§ GIVEN INSTRUCTION: Copy every line of the listing that holds the string "JSON".

§ DATA:
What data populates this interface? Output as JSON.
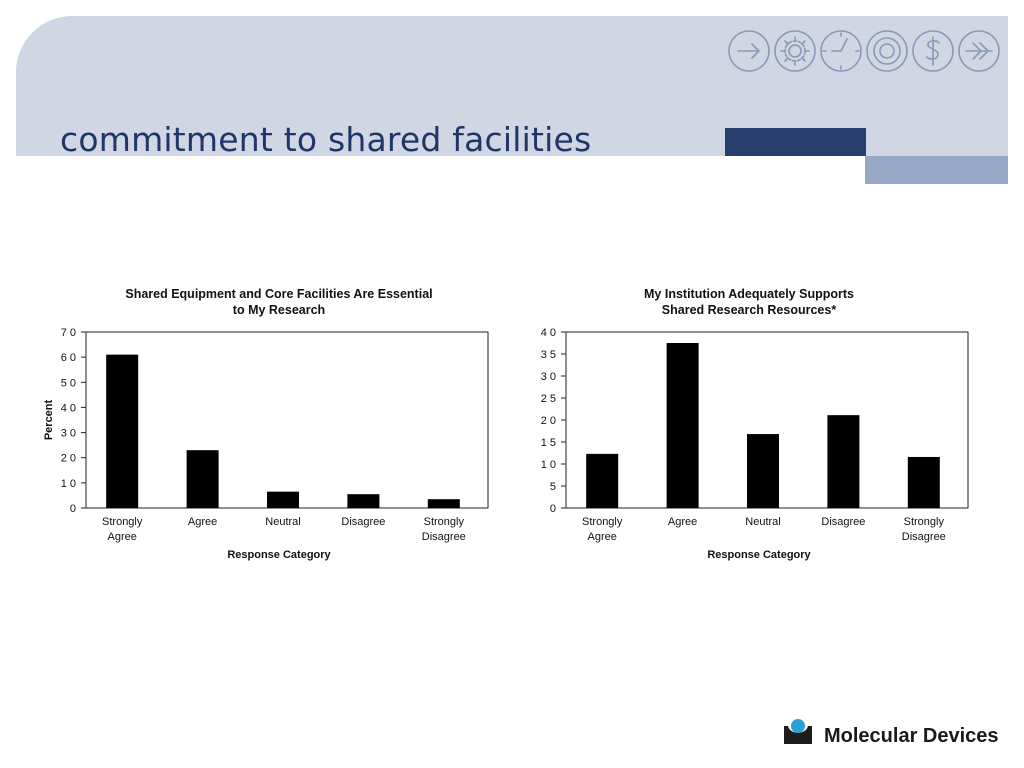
{
  "slide": {
    "title": "commitment to shared facilities",
    "brand_colors": {
      "band": "#d0d6e4",
      "title": "#1f3668",
      "accent_dark": "#273f6c",
      "accent_light": "#97a7c6",
      "icons": "#8a98b8"
    },
    "icons": [
      "arrow-right-icon",
      "gear-icon",
      "clock-icon",
      "target-icon",
      "dollar-icon",
      "double-arrow-icon"
    ]
  },
  "chart_data": [
    {
      "type": "bar",
      "title": "Shared Equipment and Core Facilities Are Essential\nto My Research",
      "xlabel": "Response Category",
      "ylabel": "Percent",
      "ylim": [
        0,
        70
      ],
      "yticks": [
        0,
        10,
        20,
        30,
        40,
        50,
        60,
        70
      ],
      "categories": [
        "Strongly\nAgree",
        "Agree",
        "Neutral",
        "Disagree",
        "Strongly\nDisagree"
      ],
      "values": [
        61,
        23,
        6.5,
        5.5,
        3.5
      ],
      "grid": false,
      "color": "#000000"
    },
    {
      "type": "bar",
      "title": "My Institution Adequately Supports\nShared Research Resources*",
      "xlabel": "Response Category",
      "ylabel": "",
      "ylim": [
        0,
        40
      ],
      "yticks": [
        0,
        5,
        10,
        15,
        20,
        25,
        30,
        35,
        40
      ],
      "categories": [
        "Strongly\nAgree",
        "Agree",
        "Neutral",
        "Disagree",
        "Strongly\nDisagree"
      ],
      "values": [
        12.3,
        37.5,
        16.8,
        21.1,
        11.6
      ],
      "grid": false,
      "color": "#000000"
    }
  ],
  "footer": {
    "logo_text": "Molecular Devices",
    "logo_icon": "molecular-devices-logo-icon"
  }
}
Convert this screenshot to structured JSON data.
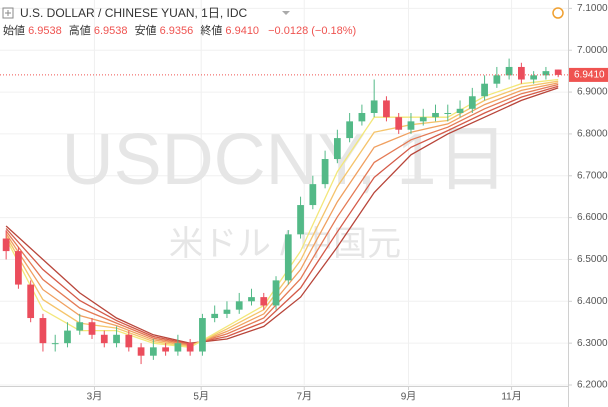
{
  "chart_data": {
    "type": "candlestick",
    "title": "U.S. DOLLAR / CHINESE YUAN, 1日, IDC",
    "ohlc_legend": [
      {
        "label": "始値",
        "value": "6.9538"
      },
      {
        "label": "高値",
        "value": "6.9538"
      },
      {
        "label": "安値",
        "value": "6.9356"
      },
      {
        "label": "終値",
        "value": "6.9410"
      }
    ],
    "change": "−0.0128 (−0.18%)",
    "watermark": [
      "USDCNY, 1日",
      "米ドル / 中国元"
    ],
    "x": [
      0,
      1,
      2,
      3,
      4,
      5,
      6,
      7,
      8,
      9,
      10,
      11,
      12,
      13,
      14,
      15,
      16,
      17,
      18,
      19,
      20,
      21,
      22,
      23,
      24,
      25,
      26,
      27,
      28,
      29,
      30,
      31,
      32,
      33,
      34,
      35,
      36,
      37,
      38,
      39,
      40,
      41,
      42,
      43,
      44,
      45
    ],
    "open": [
      6.55,
      6.52,
      6.44,
      6.36,
      6.3,
      6.3,
      6.33,
      6.35,
      6.32,
      6.3,
      6.32,
      6.29,
      6.27,
      6.29,
      6.28,
      6.3,
      6.28,
      6.36,
      6.37,
      6.38,
      6.4,
      6.41,
      6.39,
      6.45,
      6.56,
      6.63,
      6.68,
      6.74,
      6.79,
      6.83,
      6.85,
      6.88,
      6.84,
      6.81,
      6.83,
      6.84,
      6.85,
      6.85,
      6.86,
      6.89,
      6.92,
      6.94,
      6.96,
      6.93,
      6.94,
      6.9538
    ],
    "high": [
      6.57,
      6.53,
      6.45,
      6.37,
      6.32,
      6.35,
      6.37,
      6.36,
      6.33,
      6.34,
      6.33,
      6.3,
      6.31,
      6.3,
      6.32,
      6.31,
      6.37,
      6.39,
      6.4,
      6.42,
      6.43,
      6.42,
      6.46,
      6.57,
      6.65,
      6.7,
      6.76,
      6.81,
      6.85,
      6.87,
      6.93,
      6.89,
      6.85,
      6.85,
      6.86,
      6.87,
      6.87,
      6.88,
      6.91,
      6.94,
      6.96,
      6.98,
      6.97,
      6.95,
      6.96,
      6.9538
    ],
    "low": [
      6.5,
      6.43,
      6.35,
      6.28,
      6.28,
      6.29,
      6.32,
      6.31,
      6.29,
      6.29,
      6.28,
      6.25,
      6.26,
      6.27,
      6.27,
      6.27,
      6.27,
      6.35,
      6.36,
      6.37,
      6.39,
      6.38,
      6.38,
      6.44,
      6.55,
      6.62,
      6.67,
      6.73,
      6.78,
      6.82,
      6.84,
      6.83,
      6.8,
      6.8,
      6.82,
      6.83,
      6.83,
      6.84,
      6.85,
      6.88,
      6.91,
      6.93,
      6.92,
      6.92,
      6.93,
      6.9356
    ],
    "close": [
      6.52,
      6.44,
      6.36,
      6.3,
      6.3,
      6.33,
      6.35,
      6.32,
      6.3,
      6.32,
      6.29,
      6.27,
      6.29,
      6.28,
      6.3,
      6.28,
      6.36,
      6.37,
      6.38,
      6.4,
      6.41,
      6.39,
      6.45,
      6.56,
      6.63,
      6.68,
      6.74,
      6.79,
      6.83,
      6.85,
      6.88,
      6.84,
      6.81,
      6.83,
      6.84,
      6.85,
      6.85,
      6.86,
      6.89,
      6.92,
      6.94,
      6.96,
      6.93,
      6.94,
      6.95,
      6.941
    ],
    "up_color": "#53b987",
    "down_color": "#eb4d5c",
    "ribbons": [
      {
        "color": "#b8453a",
        "x": [
          0,
          3,
          6,
          9,
          12,
          15,
          18,
          21,
          24,
          27,
          30,
          33,
          36,
          39,
          42,
          45
        ],
        "values": [
          6.58,
          6.5,
          6.42,
          6.36,
          6.32,
          6.3,
          6.31,
          6.34,
          6.41,
          6.53,
          6.66,
          6.75,
          6.8,
          6.84,
          6.88,
          6.91
        ]
      },
      {
        "color": "#d45a48",
        "x": [
          0,
          3,
          6,
          9,
          12,
          15,
          18,
          21,
          24,
          27,
          30,
          33,
          36,
          39,
          42,
          45
        ],
        "values": [
          6.574,
          6.476,
          6.402,
          6.354,
          6.316,
          6.298,
          6.316,
          6.35,
          6.432,
          6.566,
          6.696,
          6.768,
          6.808,
          6.85,
          6.888,
          6.914
        ]
      },
      {
        "color": "#e47a55",
        "x": [
          0,
          3,
          6,
          9,
          12,
          15,
          18,
          21,
          24,
          27,
          30,
          33,
          36,
          39,
          42,
          45
        ],
        "values": [
          6.568,
          6.452,
          6.384,
          6.348,
          6.312,
          6.296,
          6.322,
          6.36,
          6.454,
          6.602,
          6.732,
          6.786,
          6.816,
          6.86,
          6.896,
          6.918
        ]
      },
      {
        "color": "#f0a060",
        "x": [
          0,
          3,
          6,
          9,
          12,
          15,
          18,
          21,
          24,
          27,
          30,
          33,
          36,
          39,
          42,
          45
        ],
        "values": [
          6.562,
          6.428,
          6.366,
          6.342,
          6.308,
          6.294,
          6.328,
          6.37,
          6.476,
          6.638,
          6.768,
          6.804,
          6.824,
          6.87,
          6.904,
          6.922
        ]
      },
      {
        "color": "#f5c46b",
        "x": [
          0,
          3,
          6,
          9,
          12,
          15,
          18,
          21,
          24,
          27,
          30,
          33,
          36,
          39,
          42,
          45
        ],
        "values": [
          6.556,
          6.404,
          6.348,
          6.336,
          6.304,
          6.292,
          6.334,
          6.38,
          6.498,
          6.674,
          6.804,
          6.822,
          6.832,
          6.88,
          6.912,
          6.926
        ]
      },
      {
        "color": "#f3e77a",
        "x": [
          0,
          3,
          6,
          9,
          12,
          15,
          18,
          21,
          24,
          27,
          30,
          33,
          36,
          39,
          42,
          45
        ],
        "values": [
          6.55,
          6.38,
          6.33,
          6.33,
          6.3,
          6.29,
          6.34,
          6.39,
          6.52,
          6.71,
          6.84,
          6.84,
          6.84,
          6.89,
          6.92,
          6.93
        ]
      }
    ],
    "last_price": {
      "value": 6.941,
      "label": "6.9410"
    },
    "last_color": "#ef5350",
    "xlim": [
      -0.5,
      45.8
    ],
    "ylim": [
      6.2,
      7.12
    ],
    "xticks": [
      {
        "value": 7.2,
        "label": "3月"
      },
      {
        "value": 15.9,
        "label": "5月"
      },
      {
        "value": 24.3,
        "label": "7月"
      },
      {
        "value": 32.8,
        "label": "9月"
      },
      {
        "value": 41.2,
        "label": "11月"
      }
    ],
    "yticks": [
      {
        "value": 6.2,
        "label": "6.2000"
      },
      {
        "value": 6.3,
        "label": "6.3000"
      },
      {
        "value": 6.4,
        "label": "6.4000"
      },
      {
        "value": 6.5,
        "label": "6.5000"
      },
      {
        "value": 6.6,
        "label": "6.6000"
      },
      {
        "value": 6.7,
        "label": "6.7000"
      },
      {
        "value": 6.8,
        "label": "6.8000"
      },
      {
        "value": 6.9,
        "label": "6.9000"
      },
      {
        "value": 7.0,
        "label": "7.0000"
      },
      {
        "value": 7.1,
        "label": "7.1000"
      }
    ],
    "grid": true
  }
}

§ RESULT OF THIS TASK:
What data populates this interface? Output as JSON.
Convert this screenshot to structured JSON data.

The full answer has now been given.